## GIVEN ENTRIES:
▼▼▼
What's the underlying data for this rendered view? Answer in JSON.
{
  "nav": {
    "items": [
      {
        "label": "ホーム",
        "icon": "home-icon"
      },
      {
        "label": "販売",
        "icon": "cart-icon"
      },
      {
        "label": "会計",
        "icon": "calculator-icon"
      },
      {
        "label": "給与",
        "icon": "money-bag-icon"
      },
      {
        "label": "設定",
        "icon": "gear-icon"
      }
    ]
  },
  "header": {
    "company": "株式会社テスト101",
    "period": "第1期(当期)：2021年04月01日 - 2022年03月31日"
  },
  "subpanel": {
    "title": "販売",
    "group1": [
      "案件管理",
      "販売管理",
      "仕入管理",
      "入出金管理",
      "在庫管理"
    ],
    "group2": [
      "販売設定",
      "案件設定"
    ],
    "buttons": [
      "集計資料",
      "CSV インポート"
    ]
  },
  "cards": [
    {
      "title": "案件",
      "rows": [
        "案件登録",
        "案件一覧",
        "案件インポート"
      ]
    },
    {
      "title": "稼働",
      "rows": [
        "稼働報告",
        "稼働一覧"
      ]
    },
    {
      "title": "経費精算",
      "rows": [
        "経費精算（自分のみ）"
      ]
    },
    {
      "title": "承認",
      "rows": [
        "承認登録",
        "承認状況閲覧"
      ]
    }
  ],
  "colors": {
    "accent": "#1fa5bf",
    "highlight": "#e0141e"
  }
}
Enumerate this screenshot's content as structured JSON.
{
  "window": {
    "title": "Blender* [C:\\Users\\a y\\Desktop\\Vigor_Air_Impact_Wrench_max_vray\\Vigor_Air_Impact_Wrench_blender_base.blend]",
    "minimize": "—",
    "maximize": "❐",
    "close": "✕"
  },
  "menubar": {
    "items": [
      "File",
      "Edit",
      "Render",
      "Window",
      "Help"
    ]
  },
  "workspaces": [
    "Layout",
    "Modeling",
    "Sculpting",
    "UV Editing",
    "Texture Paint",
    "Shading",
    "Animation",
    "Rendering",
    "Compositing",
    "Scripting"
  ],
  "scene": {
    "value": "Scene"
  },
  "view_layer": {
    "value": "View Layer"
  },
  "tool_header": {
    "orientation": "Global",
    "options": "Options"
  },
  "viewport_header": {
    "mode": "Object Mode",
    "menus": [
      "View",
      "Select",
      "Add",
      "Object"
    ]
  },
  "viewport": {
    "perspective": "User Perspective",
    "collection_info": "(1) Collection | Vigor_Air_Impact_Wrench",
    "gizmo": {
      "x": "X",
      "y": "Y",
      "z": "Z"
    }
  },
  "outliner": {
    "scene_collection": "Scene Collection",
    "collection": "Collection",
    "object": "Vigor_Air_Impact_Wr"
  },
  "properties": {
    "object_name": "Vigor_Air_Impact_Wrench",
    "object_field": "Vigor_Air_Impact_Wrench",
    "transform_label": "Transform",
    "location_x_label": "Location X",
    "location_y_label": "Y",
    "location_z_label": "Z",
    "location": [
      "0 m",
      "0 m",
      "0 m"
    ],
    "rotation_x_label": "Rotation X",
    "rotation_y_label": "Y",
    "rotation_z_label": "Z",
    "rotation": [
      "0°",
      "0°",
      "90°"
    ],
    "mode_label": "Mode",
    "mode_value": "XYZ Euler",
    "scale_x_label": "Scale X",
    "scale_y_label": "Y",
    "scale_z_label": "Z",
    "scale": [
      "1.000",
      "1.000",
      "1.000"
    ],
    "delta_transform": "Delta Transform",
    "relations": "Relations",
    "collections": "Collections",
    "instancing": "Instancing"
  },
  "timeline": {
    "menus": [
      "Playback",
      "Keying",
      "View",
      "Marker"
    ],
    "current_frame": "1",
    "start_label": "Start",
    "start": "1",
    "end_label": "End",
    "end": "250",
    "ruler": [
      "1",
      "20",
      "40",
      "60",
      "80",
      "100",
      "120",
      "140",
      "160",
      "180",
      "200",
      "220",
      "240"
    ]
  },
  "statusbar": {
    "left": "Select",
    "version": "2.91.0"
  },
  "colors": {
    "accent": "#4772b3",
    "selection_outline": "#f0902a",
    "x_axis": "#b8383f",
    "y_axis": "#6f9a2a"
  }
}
▲▲▲
## WHAT IS EXPECTED:
Restate every line of the data word for word.

## EXERCISE RESULT:
What's the underlying data for this rendered view? Answer in JSON.
{
  "nav": {
    "items": [
      {
        "label": "ホーム",
        "icon": "home-icon"
      },
      {
        "label": "販売",
        "icon": "cart-icon"
      },
      {
        "label": "会計",
        "icon": "calculator-icon"
      },
      {
        "label": "給与",
        "icon": "money-bag-icon"
      },
      {
        "label": "設定",
        "icon": "gear-icon"
      }
    ]
  },
  "header": {
    "company": "株式会社テスト101",
    "period": "第1期(当期)：2021年04月01日 - 2022年03月31日"
  },
  "subpanel": {
    "title": "販売",
    "group1": [
      "案件管理",
      "販売管理",
      "仕入管理",
      "入出金管理",
      "在庫管理"
    ],
    "group2": [
      "販売設定",
      "案件設定"
    ],
    "buttons": [
      "集計資料",
      "CSV インポート"
    ]
  },
  "cards": [
    {
      "title": "案件",
      "rows": [
        "案件登録",
        "案件一覧",
        "案件インポート"
      ]
    },
    {
      "title": "稼働",
      "rows": [
        "稼働報告",
        "稼働一覧"
      ]
    },
    {
      "title": "経費精算",
      "rows": [
        "経費精算（自分のみ）"
      ]
    },
    {
      "title": "承認",
      "rows": [
        "承認登録",
        "承認状況閲覧"
      ]
    }
  ],
  "colors": {
    "accent": "#1fa5bf",
    "highlight": "#e0141e"
  }
}
Enumerate this screenshot's content as structured JSON.
{
  "window": {
    "title": "Blender* [C:\\Users\\a y\\Desktop\\Vigor_Air_Impact_Wrench_max_vray\\Vigor_Air_Impact_Wrench_blender_base.blend]",
    "minimize": "—",
    "maximize": "❐",
    "close": "✕"
  },
  "menubar": {
    "items": [
      "File",
      "Edit",
      "Render",
      "Window",
      "Help"
    ]
  },
  "workspaces": [
    "Layout",
    "Modeling",
    "Sculpting",
    "UV Editing",
    "Texture Paint",
    "Shading",
    "Animation",
    "Rendering",
    "Compositing",
    "Scripting"
  ],
  "scene": {
    "value": "Scene"
  },
  "view_layer": {
    "value": "View Layer"
  },
  "tool_header": {
    "orientation": "Global",
    "options": "Options"
  },
  "viewport_header": {
    "mode": "Object Mode",
    "menus": [
      "View",
      "Select",
      "Add",
      "Object"
    ]
  },
  "viewport": {
    "perspective": "User Perspective",
    "collection_info": "(1) Collection | Vigor_Air_Impact_Wrench",
    "gizmo": {
      "x": "X",
      "y": "Y",
      "z": "Z"
    }
  },
  "outliner": {
    "scene_collection": "Scene Collection",
    "collection": "Collection",
    "object": "Vigor_Air_Impact_Wr"
  },
  "properties": {
    "object_name": "Vigor_Air_Impact_Wrench",
    "object_field": "Vigor_Air_Impact_Wrench",
    "transform_label": "Transform",
    "location_x_label": "Location X",
    "location_y_label": "Y",
    "location_z_label": "Z",
    "location": [
      "0 m",
      "0 m",
      "0 m"
    ],
    "rotation_x_label": "Rotation X",
    "rotation_y_label": "Y",
    "rotation_z_label": "Z",
    "rotation": [
      "0°",
      "0°",
      "90°"
    ],
    "mode_label": "Mode",
    "mode_value": "XYZ Euler",
    "scale_x_label": "Scale X",
    "scale_y_label": "Y",
    "scale_z_label": "Z",
    "scale": [
      "1.000",
      "1.000",
      "1.000"
    ],
    "delta_transform": "Delta Transform",
    "relations": "Relations",
    "collections": "Collections",
    "instancing": "Instancing"
  },
  "timeline": {
    "menus": [
      "Playback",
      "Keying",
      "View",
      "Marker"
    ],
    "current_frame": "1",
    "start_label": "Start",
    "start": "1",
    "end_label": "End",
    "end": "250",
    "ruler": [
      "1",
      "20",
      "40",
      "60",
      "80",
      "100",
      "120",
      "140",
      "160",
      "180",
      "200",
      "220",
      "240"
    ]
  },
  "statusbar": {
    "left": "Select",
    "version": "2.91.0"
  },
  "colors": {
    "accent": "#4772b3",
    "selection_outline": "#f0902a",
    "x_axis": "#b8383f",
    "y_axis": "#6f9a2a"
  }
}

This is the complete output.